▶ **Job**
Find how many lines contain the word "TECHNOLOGY" and state that number alone.

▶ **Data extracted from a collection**
# # # # #
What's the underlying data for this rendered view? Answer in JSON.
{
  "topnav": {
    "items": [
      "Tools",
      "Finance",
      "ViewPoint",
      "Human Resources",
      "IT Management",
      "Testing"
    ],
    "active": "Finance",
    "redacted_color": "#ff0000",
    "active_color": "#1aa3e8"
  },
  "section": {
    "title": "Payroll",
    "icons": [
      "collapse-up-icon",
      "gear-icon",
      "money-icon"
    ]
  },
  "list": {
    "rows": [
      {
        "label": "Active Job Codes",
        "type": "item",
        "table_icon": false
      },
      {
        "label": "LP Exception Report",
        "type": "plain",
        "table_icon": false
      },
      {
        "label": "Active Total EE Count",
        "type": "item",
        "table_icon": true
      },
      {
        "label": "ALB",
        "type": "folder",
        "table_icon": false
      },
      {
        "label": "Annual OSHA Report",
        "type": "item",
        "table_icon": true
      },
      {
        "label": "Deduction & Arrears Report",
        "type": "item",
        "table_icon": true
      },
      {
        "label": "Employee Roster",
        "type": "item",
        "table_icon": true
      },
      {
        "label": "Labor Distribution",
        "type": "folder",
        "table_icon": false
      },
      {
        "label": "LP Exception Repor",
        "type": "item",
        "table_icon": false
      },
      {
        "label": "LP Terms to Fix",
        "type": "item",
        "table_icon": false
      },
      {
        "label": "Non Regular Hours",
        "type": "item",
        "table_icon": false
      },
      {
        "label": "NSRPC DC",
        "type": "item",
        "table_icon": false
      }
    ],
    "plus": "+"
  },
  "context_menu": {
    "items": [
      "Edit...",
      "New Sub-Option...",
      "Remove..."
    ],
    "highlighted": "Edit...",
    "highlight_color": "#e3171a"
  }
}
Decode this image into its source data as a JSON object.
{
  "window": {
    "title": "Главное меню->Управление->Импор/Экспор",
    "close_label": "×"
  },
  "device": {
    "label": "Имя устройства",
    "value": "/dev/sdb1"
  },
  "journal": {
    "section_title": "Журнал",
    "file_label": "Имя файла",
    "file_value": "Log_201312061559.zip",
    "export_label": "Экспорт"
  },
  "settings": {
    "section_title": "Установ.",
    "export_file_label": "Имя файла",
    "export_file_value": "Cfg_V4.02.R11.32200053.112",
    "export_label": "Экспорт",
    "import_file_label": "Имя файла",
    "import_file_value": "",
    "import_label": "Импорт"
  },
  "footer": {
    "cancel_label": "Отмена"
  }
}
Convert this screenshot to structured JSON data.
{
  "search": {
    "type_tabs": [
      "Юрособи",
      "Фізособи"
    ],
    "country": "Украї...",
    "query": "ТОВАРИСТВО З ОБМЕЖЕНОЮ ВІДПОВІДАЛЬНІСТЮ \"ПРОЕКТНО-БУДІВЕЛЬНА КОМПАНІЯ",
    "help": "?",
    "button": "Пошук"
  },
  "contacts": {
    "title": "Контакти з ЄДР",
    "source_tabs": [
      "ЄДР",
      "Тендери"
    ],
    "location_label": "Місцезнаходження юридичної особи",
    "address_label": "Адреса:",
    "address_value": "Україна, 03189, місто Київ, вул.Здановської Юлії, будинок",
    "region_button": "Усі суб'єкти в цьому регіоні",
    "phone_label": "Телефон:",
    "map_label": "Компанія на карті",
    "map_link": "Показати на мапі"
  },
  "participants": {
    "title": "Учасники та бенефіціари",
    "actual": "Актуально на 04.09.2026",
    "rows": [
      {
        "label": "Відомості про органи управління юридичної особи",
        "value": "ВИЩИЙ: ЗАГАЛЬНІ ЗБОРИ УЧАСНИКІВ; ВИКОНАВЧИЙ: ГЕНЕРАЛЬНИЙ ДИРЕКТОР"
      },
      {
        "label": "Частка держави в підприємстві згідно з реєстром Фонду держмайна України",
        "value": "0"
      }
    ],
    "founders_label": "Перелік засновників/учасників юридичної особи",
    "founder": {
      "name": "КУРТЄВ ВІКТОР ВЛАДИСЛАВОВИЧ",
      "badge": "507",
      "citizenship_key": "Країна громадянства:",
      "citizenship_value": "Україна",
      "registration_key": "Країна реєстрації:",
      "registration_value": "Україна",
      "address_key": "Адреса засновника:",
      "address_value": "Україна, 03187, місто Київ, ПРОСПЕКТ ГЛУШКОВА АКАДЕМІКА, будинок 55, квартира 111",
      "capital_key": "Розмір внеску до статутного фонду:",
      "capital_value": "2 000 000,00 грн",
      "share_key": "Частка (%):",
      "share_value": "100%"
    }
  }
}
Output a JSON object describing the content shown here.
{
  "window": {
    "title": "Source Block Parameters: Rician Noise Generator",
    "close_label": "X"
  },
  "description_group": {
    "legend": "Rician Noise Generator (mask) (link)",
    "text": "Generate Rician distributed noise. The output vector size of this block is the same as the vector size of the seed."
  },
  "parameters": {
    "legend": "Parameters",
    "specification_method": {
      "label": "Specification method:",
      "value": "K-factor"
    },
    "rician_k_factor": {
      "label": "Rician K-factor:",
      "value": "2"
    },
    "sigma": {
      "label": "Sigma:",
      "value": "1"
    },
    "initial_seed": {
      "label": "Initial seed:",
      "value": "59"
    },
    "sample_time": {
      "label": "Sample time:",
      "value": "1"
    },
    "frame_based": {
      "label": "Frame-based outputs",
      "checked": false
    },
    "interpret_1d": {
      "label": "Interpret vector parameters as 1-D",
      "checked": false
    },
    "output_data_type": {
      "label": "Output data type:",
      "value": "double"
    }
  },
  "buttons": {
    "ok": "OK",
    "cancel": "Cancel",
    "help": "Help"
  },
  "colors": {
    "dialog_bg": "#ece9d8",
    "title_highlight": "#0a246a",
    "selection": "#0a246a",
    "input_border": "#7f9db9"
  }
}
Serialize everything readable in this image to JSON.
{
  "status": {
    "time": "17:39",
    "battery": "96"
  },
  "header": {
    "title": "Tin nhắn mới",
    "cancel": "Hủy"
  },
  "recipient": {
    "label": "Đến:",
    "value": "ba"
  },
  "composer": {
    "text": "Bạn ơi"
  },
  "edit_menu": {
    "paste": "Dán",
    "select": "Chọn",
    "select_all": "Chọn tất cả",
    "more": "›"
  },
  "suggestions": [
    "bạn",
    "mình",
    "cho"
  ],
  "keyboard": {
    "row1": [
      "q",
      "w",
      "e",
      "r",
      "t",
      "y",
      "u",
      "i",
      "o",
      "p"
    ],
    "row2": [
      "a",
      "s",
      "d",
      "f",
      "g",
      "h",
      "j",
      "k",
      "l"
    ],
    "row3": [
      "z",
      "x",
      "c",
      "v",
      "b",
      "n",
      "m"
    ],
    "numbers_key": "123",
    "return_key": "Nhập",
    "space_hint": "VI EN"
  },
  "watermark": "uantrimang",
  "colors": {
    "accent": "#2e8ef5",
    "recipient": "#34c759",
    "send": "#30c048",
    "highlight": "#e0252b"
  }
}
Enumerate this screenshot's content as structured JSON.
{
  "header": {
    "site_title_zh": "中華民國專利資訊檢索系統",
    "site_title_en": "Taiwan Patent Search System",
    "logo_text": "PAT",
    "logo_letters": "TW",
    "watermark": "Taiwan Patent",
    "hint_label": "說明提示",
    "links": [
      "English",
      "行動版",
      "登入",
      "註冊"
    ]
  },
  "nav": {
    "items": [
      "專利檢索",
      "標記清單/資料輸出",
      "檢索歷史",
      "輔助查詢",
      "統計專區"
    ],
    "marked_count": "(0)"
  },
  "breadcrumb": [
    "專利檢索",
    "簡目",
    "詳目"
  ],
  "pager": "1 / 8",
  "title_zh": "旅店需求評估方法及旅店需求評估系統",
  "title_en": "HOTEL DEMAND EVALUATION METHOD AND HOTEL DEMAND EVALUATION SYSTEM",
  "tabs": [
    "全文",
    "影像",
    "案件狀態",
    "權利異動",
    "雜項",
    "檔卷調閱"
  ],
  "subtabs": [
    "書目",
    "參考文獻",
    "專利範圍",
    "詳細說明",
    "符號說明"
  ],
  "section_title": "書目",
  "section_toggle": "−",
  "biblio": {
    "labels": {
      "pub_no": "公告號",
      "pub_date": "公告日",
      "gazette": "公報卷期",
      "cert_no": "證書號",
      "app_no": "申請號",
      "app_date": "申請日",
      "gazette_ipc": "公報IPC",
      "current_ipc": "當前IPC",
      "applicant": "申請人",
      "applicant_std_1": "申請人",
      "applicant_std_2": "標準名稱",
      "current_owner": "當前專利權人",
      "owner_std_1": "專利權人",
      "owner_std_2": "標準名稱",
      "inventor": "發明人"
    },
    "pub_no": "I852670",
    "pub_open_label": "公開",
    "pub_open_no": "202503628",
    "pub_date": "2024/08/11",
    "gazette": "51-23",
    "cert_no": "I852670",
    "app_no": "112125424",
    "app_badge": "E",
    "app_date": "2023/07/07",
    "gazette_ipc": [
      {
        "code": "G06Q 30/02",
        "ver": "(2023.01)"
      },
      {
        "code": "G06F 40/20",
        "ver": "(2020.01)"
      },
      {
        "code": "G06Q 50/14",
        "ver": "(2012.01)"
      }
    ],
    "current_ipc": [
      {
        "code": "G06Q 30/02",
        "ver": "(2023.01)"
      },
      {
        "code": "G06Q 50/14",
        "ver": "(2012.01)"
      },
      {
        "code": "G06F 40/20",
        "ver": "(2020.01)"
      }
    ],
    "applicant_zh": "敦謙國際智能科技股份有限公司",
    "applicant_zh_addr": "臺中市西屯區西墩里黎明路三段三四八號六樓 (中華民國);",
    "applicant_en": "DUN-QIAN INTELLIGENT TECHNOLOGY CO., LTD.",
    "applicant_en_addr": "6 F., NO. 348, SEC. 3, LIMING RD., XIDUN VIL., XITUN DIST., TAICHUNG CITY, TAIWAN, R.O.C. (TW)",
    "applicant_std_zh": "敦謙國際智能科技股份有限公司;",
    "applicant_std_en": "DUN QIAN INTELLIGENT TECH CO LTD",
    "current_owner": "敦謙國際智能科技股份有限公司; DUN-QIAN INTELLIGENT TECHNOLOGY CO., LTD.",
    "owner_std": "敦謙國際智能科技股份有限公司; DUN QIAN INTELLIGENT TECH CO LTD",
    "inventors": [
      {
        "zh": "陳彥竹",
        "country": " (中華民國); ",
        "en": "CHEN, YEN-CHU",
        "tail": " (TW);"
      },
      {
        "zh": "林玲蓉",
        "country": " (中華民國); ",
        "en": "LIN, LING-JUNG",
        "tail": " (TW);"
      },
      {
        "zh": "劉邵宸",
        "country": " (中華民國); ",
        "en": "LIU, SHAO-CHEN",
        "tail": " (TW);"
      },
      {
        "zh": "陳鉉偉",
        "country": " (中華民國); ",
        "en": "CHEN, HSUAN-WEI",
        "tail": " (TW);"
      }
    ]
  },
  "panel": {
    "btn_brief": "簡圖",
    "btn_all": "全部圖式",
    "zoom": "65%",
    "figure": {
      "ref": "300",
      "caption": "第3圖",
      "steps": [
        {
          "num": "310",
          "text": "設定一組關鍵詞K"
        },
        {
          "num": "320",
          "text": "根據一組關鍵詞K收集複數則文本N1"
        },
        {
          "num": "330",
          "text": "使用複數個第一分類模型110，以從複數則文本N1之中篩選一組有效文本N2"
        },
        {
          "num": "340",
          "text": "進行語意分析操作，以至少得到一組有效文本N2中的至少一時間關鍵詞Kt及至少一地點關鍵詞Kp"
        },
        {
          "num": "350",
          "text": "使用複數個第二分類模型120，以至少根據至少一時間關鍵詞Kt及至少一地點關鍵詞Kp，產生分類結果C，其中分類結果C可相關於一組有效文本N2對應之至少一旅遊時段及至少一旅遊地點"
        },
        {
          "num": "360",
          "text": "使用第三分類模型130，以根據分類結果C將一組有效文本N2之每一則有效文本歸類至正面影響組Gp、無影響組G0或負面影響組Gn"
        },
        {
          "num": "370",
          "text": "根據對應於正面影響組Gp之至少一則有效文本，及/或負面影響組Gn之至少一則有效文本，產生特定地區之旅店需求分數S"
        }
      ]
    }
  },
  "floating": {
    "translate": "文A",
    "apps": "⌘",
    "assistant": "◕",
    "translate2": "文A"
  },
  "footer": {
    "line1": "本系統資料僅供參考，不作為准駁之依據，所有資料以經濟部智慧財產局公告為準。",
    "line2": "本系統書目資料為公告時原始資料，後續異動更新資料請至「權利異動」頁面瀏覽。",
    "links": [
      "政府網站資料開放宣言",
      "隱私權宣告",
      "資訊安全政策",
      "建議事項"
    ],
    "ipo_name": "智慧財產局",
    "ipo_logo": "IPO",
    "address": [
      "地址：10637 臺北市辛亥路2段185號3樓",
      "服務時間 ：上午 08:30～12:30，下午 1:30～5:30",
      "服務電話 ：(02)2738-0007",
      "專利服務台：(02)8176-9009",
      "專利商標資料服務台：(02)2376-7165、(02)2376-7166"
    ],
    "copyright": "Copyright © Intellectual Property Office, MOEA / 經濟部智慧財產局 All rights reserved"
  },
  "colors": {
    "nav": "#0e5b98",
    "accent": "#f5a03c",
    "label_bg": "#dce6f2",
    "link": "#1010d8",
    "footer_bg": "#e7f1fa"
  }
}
# # # # #
▶ **Complete answer**
2